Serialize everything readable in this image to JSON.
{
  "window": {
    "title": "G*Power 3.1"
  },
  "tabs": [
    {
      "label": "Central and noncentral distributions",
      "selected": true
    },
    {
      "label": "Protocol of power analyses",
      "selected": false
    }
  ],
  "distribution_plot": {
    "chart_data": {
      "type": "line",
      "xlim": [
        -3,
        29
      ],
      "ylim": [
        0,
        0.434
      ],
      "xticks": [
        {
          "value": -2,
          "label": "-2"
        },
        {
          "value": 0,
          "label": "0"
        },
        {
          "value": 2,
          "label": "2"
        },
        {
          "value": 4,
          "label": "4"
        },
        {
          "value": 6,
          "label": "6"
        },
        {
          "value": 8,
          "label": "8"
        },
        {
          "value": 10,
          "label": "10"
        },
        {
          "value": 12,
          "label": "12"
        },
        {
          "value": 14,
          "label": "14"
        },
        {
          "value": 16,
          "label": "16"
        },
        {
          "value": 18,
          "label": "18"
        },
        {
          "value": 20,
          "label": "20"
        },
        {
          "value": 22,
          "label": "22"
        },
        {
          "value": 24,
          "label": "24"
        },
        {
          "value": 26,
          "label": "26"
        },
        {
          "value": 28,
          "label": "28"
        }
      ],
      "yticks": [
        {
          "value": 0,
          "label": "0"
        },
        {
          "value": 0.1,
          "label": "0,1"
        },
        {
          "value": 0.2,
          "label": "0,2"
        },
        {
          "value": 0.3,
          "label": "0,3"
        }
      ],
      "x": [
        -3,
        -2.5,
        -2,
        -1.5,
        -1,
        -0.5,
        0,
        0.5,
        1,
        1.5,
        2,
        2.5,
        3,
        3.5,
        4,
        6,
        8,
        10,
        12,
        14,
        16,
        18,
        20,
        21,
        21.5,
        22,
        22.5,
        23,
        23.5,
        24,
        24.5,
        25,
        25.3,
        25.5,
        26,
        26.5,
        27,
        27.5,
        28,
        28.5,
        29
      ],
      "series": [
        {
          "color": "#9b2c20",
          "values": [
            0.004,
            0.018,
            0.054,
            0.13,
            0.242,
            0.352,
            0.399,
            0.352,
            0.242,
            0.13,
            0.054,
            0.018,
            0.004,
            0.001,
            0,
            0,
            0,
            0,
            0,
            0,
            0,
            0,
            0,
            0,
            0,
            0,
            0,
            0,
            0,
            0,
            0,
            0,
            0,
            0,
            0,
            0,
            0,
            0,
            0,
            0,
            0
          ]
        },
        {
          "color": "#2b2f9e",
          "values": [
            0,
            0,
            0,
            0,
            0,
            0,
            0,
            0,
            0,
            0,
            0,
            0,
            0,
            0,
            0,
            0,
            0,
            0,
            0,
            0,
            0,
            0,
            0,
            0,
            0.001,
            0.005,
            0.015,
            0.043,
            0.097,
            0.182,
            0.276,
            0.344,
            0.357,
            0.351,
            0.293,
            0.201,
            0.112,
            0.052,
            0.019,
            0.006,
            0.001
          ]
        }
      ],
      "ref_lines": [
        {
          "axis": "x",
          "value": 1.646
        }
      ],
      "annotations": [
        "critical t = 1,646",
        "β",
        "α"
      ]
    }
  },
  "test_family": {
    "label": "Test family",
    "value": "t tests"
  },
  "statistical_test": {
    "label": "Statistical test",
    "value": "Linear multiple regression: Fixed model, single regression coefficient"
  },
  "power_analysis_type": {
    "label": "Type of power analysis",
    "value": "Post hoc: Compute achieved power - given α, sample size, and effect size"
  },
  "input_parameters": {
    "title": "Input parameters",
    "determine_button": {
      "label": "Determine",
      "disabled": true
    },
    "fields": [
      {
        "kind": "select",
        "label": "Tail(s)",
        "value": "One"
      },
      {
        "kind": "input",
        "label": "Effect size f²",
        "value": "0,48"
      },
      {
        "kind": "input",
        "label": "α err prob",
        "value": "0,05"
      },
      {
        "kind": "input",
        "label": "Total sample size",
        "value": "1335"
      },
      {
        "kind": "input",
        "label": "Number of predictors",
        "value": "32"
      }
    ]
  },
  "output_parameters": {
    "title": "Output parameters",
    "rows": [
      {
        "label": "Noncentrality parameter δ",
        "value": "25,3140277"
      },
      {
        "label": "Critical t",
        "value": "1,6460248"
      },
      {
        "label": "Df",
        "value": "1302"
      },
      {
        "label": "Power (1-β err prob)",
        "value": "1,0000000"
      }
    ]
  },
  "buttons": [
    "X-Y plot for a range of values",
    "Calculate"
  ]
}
::::::::
GIVEN REQUEST: Tally up the lines holding the string "title" in this listing, and report the total alone.

THE COMPLETED TASK: 3